REQUIRED TASK: Count how many lines hold the string "Adel". Answer with that number and nothing more.

AVAILABLE DATA:
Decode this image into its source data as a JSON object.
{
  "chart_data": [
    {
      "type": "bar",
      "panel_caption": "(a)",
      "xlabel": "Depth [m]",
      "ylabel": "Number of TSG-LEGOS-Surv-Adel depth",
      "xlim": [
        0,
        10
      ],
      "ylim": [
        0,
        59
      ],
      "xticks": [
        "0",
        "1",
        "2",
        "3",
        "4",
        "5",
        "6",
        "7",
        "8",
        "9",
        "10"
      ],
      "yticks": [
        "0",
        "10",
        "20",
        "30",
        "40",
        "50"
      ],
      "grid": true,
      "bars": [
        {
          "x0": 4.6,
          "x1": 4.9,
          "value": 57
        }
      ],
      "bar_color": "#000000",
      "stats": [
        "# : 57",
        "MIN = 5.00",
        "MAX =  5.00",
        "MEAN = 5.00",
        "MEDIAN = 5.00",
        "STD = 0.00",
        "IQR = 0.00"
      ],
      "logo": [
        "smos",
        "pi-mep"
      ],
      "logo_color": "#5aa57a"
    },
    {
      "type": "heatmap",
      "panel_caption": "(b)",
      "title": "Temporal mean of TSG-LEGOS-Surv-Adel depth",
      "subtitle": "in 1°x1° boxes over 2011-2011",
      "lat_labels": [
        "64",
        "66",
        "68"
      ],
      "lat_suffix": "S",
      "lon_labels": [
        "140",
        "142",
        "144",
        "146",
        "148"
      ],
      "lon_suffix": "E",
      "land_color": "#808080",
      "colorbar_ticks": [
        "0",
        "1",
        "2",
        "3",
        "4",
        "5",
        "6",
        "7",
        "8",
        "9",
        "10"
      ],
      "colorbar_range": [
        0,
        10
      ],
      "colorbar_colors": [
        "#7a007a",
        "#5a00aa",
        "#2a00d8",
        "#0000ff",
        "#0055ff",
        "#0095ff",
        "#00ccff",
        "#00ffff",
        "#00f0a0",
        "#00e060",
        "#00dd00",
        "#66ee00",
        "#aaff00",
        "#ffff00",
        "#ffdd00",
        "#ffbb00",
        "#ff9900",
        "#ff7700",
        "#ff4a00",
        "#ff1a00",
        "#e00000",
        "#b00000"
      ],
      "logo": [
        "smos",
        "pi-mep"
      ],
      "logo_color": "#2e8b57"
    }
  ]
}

EXERCISE OUTPUT: 2